### What needs to be done
Make an exact copy of the entries below with the pictures removed.

Collection entries:
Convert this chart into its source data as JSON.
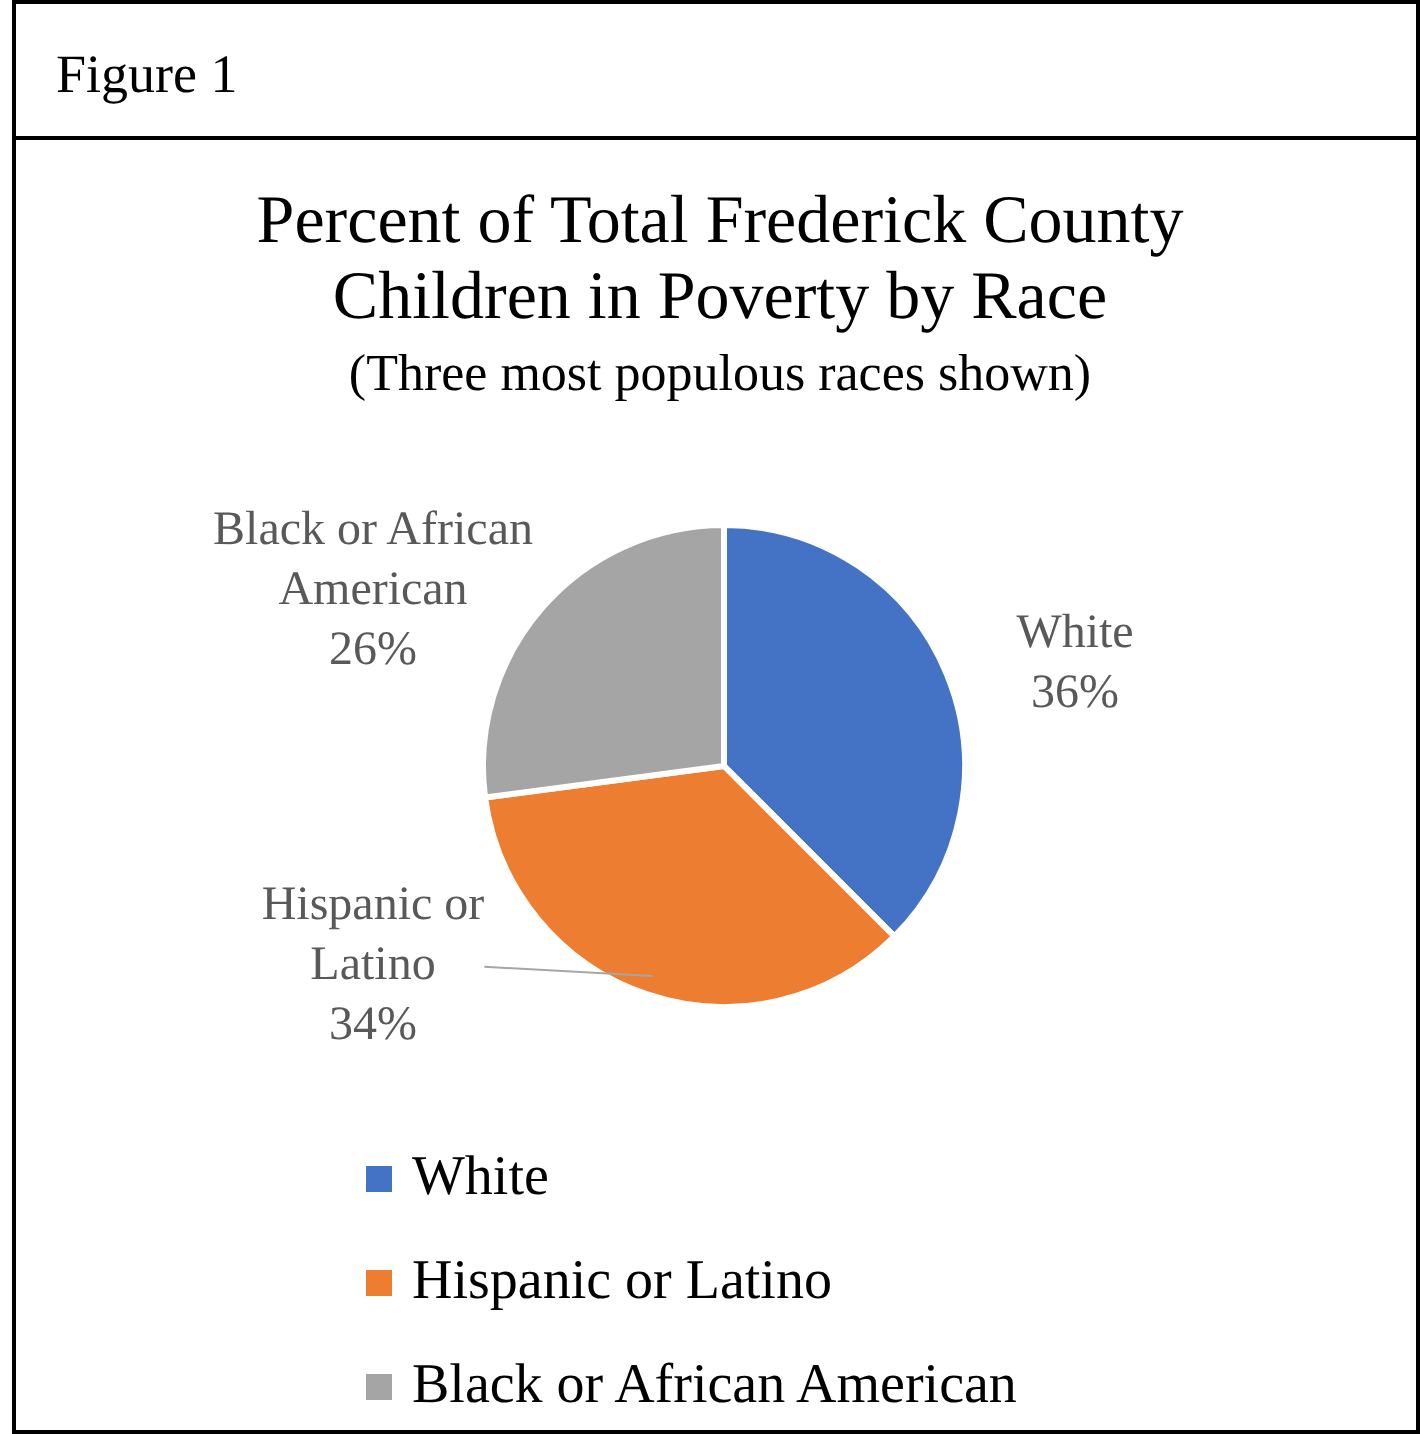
{
  "chart_data": {
    "type": "pie",
    "title": "Percent of Total Frederick County Children in Poverty by Race",
    "subtitle": "(Three most populous races shown)",
    "annotations": [
      "Figure 1"
    ],
    "categories": [
      "White",
      "Hispanic or Latino",
      "Black or African American"
    ],
    "values": [
      36,
      34,
      26
    ],
    "value_labels": [
      "36%",
      "34%",
      "26%"
    ],
    "colors": [
      "#4472c4",
      "#ed7d31",
      "#a5a5a5"
    ],
    "legend": "bottom"
  }
}
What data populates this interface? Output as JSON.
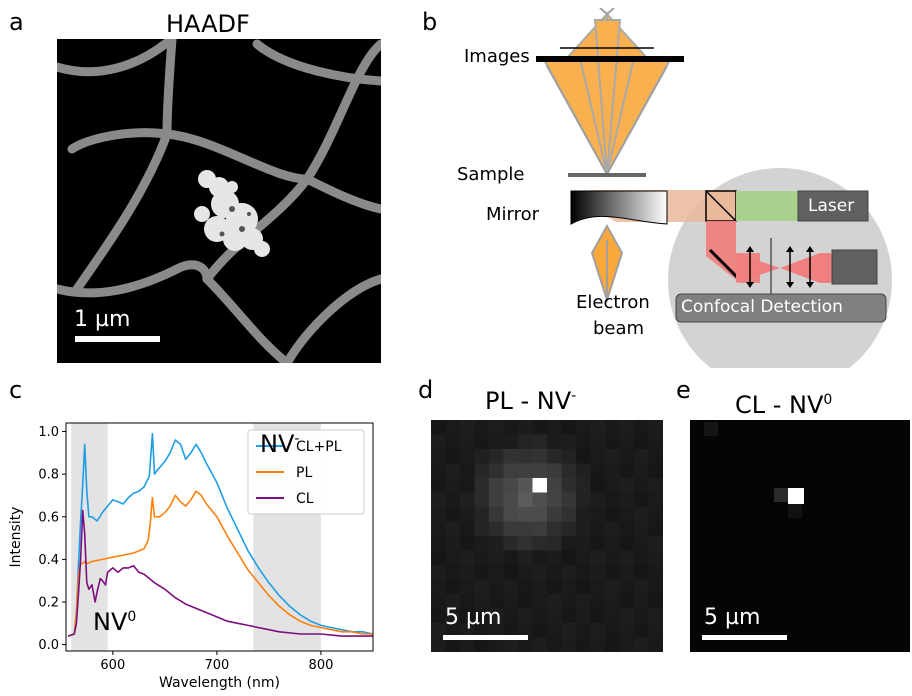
{
  "panels": {
    "a": {
      "letter": "a",
      "title": "HAADF",
      "scalebar": "1 µm"
    },
    "b": {
      "letter": "b",
      "labels": {
        "images": "Images",
        "sample": "Sample",
        "mirror": "Mirror",
        "electron_beam_line1": "Electron",
        "electron_beam_line2": "beam",
        "laser": "Laser",
        "confocal": "Confocal Detection"
      },
      "colors": {
        "beam": "#f9a93c",
        "laser": "#a9d18e",
        "detector": "#f08080",
        "circle": "#d0d0d0"
      }
    },
    "c": {
      "letter": "c",
      "nv_minus": "NV",
      "nv_minus_sup": "-",
      "nv_zero": "NV",
      "nv_zero_sup": "0"
    },
    "d": {
      "letter": "d",
      "title_main": "PL - NV",
      "title_sup": "-",
      "scalebar": "5 µm"
    },
    "e": {
      "letter": "e",
      "title_main": "CL - NV",
      "title_sup": "0",
      "scalebar": "5 µm"
    }
  },
  "chart_data": {
    "type": "line",
    "xlabel": "Wavelength (nm)",
    "ylabel": "Intensity",
    "xlim": [
      555,
      850
    ],
    "ylim": [
      -0.03,
      1.04
    ],
    "xticks": [
      600,
      700,
      800
    ],
    "yticks": [
      0.0,
      0.2,
      0.4,
      0.6,
      0.8,
      1.0
    ],
    "legend_position": "top-right",
    "shaded_regions": [
      [
        560,
        595
      ],
      [
        735,
        800
      ]
    ],
    "series": [
      {
        "name": "CL+PL",
        "color": "#1f9ee6",
        "x": [
          557,
          563,
          565,
          567,
          569,
          571,
          573,
          575,
          577,
          580,
          585,
          590,
          595,
          600,
          605,
          610,
          615,
          620,
          625,
          630,
          635,
          638,
          640,
          643,
          650,
          655,
          660,
          665,
          670,
          675,
          680,
          685,
          690,
          700,
          710,
          720,
          730,
          740,
          750,
          760,
          770,
          780,
          790,
          800,
          810,
          820,
          830,
          840,
          850
        ],
        "y": [
          0.04,
          0.05,
          0.15,
          0.38,
          0.58,
          0.75,
          0.94,
          0.72,
          0.6,
          0.6,
          0.58,
          0.62,
          0.65,
          0.68,
          0.67,
          0.66,
          0.69,
          0.71,
          0.72,
          0.74,
          0.79,
          0.99,
          0.8,
          0.82,
          0.86,
          0.9,
          0.96,
          0.94,
          0.87,
          0.9,
          0.94,
          0.9,
          0.85,
          0.76,
          0.64,
          0.54,
          0.44,
          0.36,
          0.29,
          0.23,
          0.18,
          0.14,
          0.11,
          0.09,
          0.08,
          0.07,
          0.06,
          0.06,
          0.05
        ]
      },
      {
        "name": "PL",
        "color": "#ff7f0e",
        "x": [
          557,
          563,
          565,
          567,
          569,
          571,
          573,
          575,
          580,
          590,
          600,
          610,
          620,
          630,
          634,
          636,
          638,
          640,
          645,
          650,
          655,
          660,
          665,
          670,
          675,
          680,
          685,
          690,
          700,
          710,
          720,
          730,
          740,
          750,
          760,
          770,
          780,
          790,
          800,
          810,
          820,
          830,
          840,
          850
        ],
        "y": [
          0.04,
          0.05,
          0.15,
          0.33,
          0.38,
          0.38,
          0.39,
          0.38,
          0.39,
          0.4,
          0.41,
          0.42,
          0.43,
          0.45,
          0.49,
          0.57,
          0.69,
          0.6,
          0.6,
          0.62,
          0.65,
          0.7,
          0.67,
          0.65,
          0.68,
          0.72,
          0.7,
          0.66,
          0.6,
          0.51,
          0.43,
          0.35,
          0.29,
          0.23,
          0.18,
          0.14,
          0.11,
          0.09,
          0.08,
          0.07,
          0.06,
          0.06,
          0.05,
          0.05
        ]
      },
      {
        "name": "CL",
        "color": "#7b0f7e",
        "x": [
          557,
          563,
          565,
          567,
          569,
          571,
          573,
          575,
          577,
          580,
          583,
          585,
          588,
          590,
          593,
          595,
          600,
          605,
          610,
          615,
          620,
          625,
          630,
          640,
          650,
          660,
          670,
          680,
          690,
          700,
          710,
          720,
          730,
          740,
          750,
          760,
          780,
          800,
          820,
          850
        ],
        "y": [
          0.04,
          0.05,
          0.1,
          0.24,
          0.4,
          0.63,
          0.52,
          0.29,
          0.26,
          0.28,
          0.2,
          0.25,
          0.31,
          0.3,
          0.28,
          0.34,
          0.36,
          0.34,
          0.36,
          0.36,
          0.37,
          0.34,
          0.33,
          0.29,
          0.26,
          0.22,
          0.19,
          0.17,
          0.15,
          0.13,
          0.11,
          0.1,
          0.09,
          0.08,
          0.07,
          0.06,
          0.05,
          0.05,
          0.04,
          0.04
        ]
      }
    ]
  }
}
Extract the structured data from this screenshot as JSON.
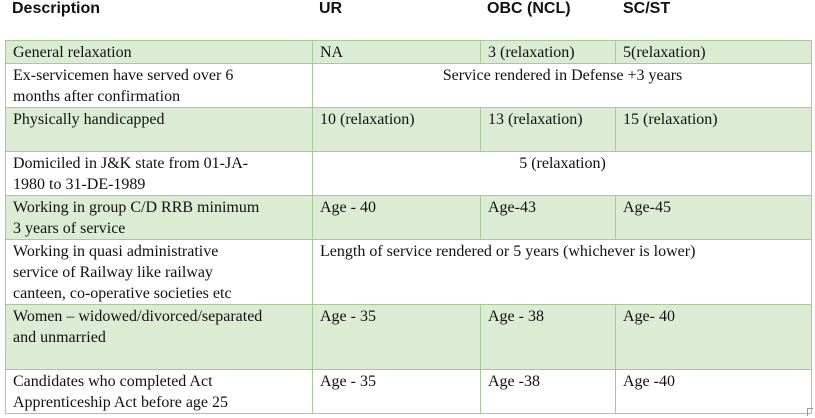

### Result of the exercise
Convert this chart into its source data as JSON.
{
  "chart_data": {
    "type": "pie",
    "title": "Percent of Total Frederick County Children in Poverty by Race",
    "subtitle": "(Three most populous races shown)",
    "annotations": [
      "Figure 1"
    ],
    "categories": [
      "White",
      "Hispanic or Latino",
      "Black or African American"
    ],
    "values": [
      36,
      34,
      26
    ],
    "value_labels": [
      "36%",
      "34%",
      "26%"
    ],
    "colors": [
      "#4472c4",
      "#ed7d31",
      "#a5a5a5"
    ],
    "legend": "bottom"
  }
}
What data populates this interface? Output as JSON.
{
  "panels": {
    "a": {
      "letter": "a",
      "title": "HAADF",
      "scalebar": "1 µm"
    },
    "b": {
      "letter": "b",
      "labels": {
        "images": "Images",
        "sample": "Sample",
        "mirror": "Mirror",
        "electron_beam_line1": "Electron",
        "electron_beam_line2": "beam",
        "laser": "Laser",
        "confocal": "Confocal Detection"
      },
      "colors": {
        "beam": "#f9a93c",
        "laser": "#a9d18e",
        "detector": "#f08080",
        "circle": "#d0d0d0"
      }
    },
    "c": {
      "letter": "c",
      "nv_minus": "NV",
      "nv_minus_sup": "-",
      "nv_zero": "NV",
      "nv_zero_sup": "0"
    },
    "d": {
      "letter": "d",
      "title_main": "PL - NV",
      "title_sup": "-",
      "scalebar": "5 µm"
    },
    "e": {
      "letter": "e",
      "title_main": "CL - NV",
      "title_sup": "0",
      "scalebar": "5 µm"
    }
  },
  "chart_data": {
    "type": "line",
    "xlabel": "Wavelength (nm)",
    "ylabel": "Intensity",
    "xlim": [
      555,
      850
    ],
    "ylim": [
      -0.03,
      1.04
    ],
    "xticks": [
      600,
      700,
      800
    ],
    "yticks": [
      0.0,
      0.2,
      0.4,
      0.6,
      0.8,
      1.0
    ],
    "legend_position": "top-right",
    "shaded_regions": [
      [
        560,
        595
      ],
      [
        735,
        800
      ]
    ],
    "series": [
      {
        "name": "CL+PL",
        "color": "#1f9ee6",
        "x": [
          557,
          563,
          565,
          567,
          569,
          571,
          573,
          575,
          577,
          580,
          585,
          590,
          595,
          600,
          605,
          610,
          615,
          620,
          625,
          630,
          635,
          638,
          640,
          643,
          650,
          655,
          660,
          665,
          670,
          675,
          680,
          685,
          690,
          700,
          710,
          720,
          730,
          740,
          750,
          760,
          770,
          780,
          790,
          800,
          810,
          820,
          830,
          840,
          850
        ],
        "y": [
          0.04,
          0.05,
          0.15,
          0.38,
          0.58,
          0.75,
          0.94,
          0.72,
          0.6,
          0.6,
          0.58,
          0.62,
          0.65,
          0.68,
          0.67,
          0.66,
          0.69,
          0.71,
          0.72,
          0.74,
          0.79,
          0.99,
          0.8,
          0.82,
          0.86,
          0.9,
          0.96,
          0.94,
          0.87,
          0.9,
          0.94,
          0.9,
          0.85,
          0.76,
          0.64,
          0.54,
          0.44,
          0.36,
          0.29,
          0.23,
          0.18,
          0.14,
          0.11,
          0.09,
          0.08,
          0.07,
          0.06,
          0.06,
          0.05
        ]
      },
      {
        "name": "PL",
        "color": "#ff7f0e",
        "x": [
          557,
          563,
          565,
          567,
          569,
          571,
          573,
          575,
          580,
          590,
          600,
          610,
          620,
          630,
          634,
          636,
          638,
          640,
          645,
          650,
          655,
          660,
          665,
          670,
          675,
          680,
          685,
          690,
          700,
          710,
          720,
          730,
          740,
          750,
          760,
          770,
          780,
          790,
          800,
          810,
          820,
          830,
          840,
          850
        ],
        "y": [
          0.04,
          0.05,
          0.15,
          0.33,
          0.38,
          0.38,
          0.39,
          0.38,
          0.39,
          0.4,
          0.41,
          0.42,
          0.43,
          0.45,
          0.49,
          0.57,
          0.69,
          0.6,
          0.6,
          0.62,
          0.65,
          0.7,
          0.67,
          0.65,
          0.68,
          0.72,
          0.7,
          0.66,
          0.6,
          0.51,
          0.43,
          0.35,
          0.29,
          0.23,
          0.18,
          0.14,
          0.11,
          0.09,
          0.08,
          0.07,
          0.06,
          0.06,
          0.05,
          0.05
        ]
      },
      {
        "name": "CL",
        "color": "#7b0f7e",
        "x": [
          557,
          563,
          565,
          567,
          569,
          571,
          573,
          575,
          577,
          580,
          583,
          585,
          588,
          590,
          593,
          595,
          600,
          605,
          610,
          615,
          620,
          625,
          630,
          640,
          650,
          660,
          670,
          680,
          690,
          700,
          710,
          720,
          730,
          740,
          750,
          760,
          780,
          800,
          820,
          850
        ],
        "y": [
          0.04,
          0.05,
          0.1,
          0.24,
          0.4,
          0.63,
          0.52,
          0.29,
          0.26,
          0.28,
          0.2,
          0.25,
          0.31,
          0.3,
          0.28,
          0.34,
          0.36,
          0.34,
          0.36,
          0.36,
          0.37,
          0.34,
          0.33,
          0.29,
          0.26,
          0.22,
          0.19,
          0.17,
          0.15,
          0.13,
          0.11,
          0.1,
          0.09,
          0.08,
          0.07,
          0.06,
          0.05,
          0.05,
          0.04,
          0.04
        ]
      }
    ]
  }
}
Extract the structured data from this screenshot as JSON.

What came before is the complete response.